Task description: Only lines with the word "David" are needed; collect each of them from the listing below.

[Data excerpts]
◆ ◆ ◆ ◆ ◆

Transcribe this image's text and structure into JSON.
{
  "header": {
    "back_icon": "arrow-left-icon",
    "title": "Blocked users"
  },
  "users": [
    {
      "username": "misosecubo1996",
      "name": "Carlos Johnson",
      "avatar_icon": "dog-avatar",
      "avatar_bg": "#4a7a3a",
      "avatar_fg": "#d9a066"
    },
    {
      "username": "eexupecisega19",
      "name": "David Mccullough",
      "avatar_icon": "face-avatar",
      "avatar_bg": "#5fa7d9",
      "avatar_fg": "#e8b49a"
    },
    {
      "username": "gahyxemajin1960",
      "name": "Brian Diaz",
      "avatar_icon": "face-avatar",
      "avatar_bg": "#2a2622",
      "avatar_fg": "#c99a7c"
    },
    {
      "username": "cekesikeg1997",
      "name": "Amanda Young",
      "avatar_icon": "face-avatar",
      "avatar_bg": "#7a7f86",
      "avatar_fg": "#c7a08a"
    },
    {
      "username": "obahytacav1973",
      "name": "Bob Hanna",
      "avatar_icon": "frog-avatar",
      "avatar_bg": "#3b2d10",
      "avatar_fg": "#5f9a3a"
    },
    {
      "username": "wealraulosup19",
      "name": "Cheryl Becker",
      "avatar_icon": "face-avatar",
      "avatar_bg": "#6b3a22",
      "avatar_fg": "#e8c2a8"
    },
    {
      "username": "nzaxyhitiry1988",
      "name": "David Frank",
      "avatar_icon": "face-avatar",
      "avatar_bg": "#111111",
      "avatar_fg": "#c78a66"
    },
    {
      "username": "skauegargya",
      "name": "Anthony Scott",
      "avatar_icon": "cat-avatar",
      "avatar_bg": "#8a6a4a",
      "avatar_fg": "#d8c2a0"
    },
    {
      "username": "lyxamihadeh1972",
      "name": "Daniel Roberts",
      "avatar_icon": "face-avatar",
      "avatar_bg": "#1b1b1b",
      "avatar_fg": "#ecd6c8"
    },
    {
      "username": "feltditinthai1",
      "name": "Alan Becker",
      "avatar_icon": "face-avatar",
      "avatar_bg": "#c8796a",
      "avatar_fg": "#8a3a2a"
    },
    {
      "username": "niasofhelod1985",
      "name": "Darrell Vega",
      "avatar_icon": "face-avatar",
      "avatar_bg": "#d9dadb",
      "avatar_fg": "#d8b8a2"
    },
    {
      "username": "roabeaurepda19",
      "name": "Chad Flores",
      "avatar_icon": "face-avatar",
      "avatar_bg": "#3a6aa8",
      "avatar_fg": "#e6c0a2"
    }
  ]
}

◆ ◆ ◆ ◆ ◆

Task response:
      "name": "David Mccullough",
      "name": "David Frank",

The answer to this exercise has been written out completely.